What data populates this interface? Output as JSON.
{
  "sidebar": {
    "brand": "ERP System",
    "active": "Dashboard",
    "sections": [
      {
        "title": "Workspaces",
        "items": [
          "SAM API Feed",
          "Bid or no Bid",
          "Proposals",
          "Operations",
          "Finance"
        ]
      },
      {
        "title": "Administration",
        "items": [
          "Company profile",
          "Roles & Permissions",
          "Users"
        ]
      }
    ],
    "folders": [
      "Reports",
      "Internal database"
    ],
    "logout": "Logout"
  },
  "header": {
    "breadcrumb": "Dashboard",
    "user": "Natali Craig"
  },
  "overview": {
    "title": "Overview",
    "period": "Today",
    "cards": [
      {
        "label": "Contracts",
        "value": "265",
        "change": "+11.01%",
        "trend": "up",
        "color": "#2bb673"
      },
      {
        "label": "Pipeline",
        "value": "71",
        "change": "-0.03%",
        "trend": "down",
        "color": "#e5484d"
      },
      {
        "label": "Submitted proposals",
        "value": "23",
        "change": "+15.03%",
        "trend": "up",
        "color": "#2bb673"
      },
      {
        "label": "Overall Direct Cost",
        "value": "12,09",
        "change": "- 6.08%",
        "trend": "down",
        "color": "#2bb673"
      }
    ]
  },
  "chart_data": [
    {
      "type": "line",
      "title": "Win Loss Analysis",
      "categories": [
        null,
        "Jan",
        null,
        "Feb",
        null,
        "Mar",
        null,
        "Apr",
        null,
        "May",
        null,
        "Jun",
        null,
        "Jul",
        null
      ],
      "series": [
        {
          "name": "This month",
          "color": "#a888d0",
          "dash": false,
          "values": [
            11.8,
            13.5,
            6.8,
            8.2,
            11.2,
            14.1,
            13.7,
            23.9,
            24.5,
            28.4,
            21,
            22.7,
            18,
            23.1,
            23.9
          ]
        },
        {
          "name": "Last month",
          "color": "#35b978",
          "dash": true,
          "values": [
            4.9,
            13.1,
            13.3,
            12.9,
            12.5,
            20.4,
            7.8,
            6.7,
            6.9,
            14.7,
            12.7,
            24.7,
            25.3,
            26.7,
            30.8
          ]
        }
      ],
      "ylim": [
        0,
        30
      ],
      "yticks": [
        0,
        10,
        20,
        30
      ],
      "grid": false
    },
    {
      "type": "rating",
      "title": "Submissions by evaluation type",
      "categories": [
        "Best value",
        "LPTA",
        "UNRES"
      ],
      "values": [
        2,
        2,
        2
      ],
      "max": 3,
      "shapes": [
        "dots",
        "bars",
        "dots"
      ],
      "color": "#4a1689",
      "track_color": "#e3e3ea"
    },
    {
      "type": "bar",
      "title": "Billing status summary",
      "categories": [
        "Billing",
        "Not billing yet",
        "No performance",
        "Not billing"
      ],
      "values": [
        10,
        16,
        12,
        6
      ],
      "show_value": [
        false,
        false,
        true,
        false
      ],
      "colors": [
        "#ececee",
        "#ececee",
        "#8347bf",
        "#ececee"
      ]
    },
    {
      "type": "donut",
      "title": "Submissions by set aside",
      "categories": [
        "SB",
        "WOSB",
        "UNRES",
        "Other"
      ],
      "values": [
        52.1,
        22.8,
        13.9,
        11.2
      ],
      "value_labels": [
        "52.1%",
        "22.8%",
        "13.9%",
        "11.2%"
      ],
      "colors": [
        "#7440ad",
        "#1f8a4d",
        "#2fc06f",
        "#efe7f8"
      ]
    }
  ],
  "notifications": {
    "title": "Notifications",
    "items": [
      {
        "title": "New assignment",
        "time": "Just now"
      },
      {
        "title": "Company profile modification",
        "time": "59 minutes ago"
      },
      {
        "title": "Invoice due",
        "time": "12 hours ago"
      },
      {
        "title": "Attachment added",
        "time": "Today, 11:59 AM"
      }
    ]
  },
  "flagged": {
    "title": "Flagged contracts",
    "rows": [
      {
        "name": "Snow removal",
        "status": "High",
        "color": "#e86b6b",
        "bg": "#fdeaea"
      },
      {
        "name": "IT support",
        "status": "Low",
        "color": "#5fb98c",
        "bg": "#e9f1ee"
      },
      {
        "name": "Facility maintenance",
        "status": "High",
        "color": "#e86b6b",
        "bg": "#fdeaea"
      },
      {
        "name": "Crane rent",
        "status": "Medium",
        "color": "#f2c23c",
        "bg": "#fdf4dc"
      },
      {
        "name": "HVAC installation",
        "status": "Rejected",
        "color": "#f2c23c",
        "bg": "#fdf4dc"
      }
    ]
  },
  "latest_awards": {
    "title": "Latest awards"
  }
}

# # # #

Identify and copy the lines holding the word "Submissions".

[Solution to this exercise]:
      "title": "Submissions by evaluation type",
      "title": "Submissions by set aside",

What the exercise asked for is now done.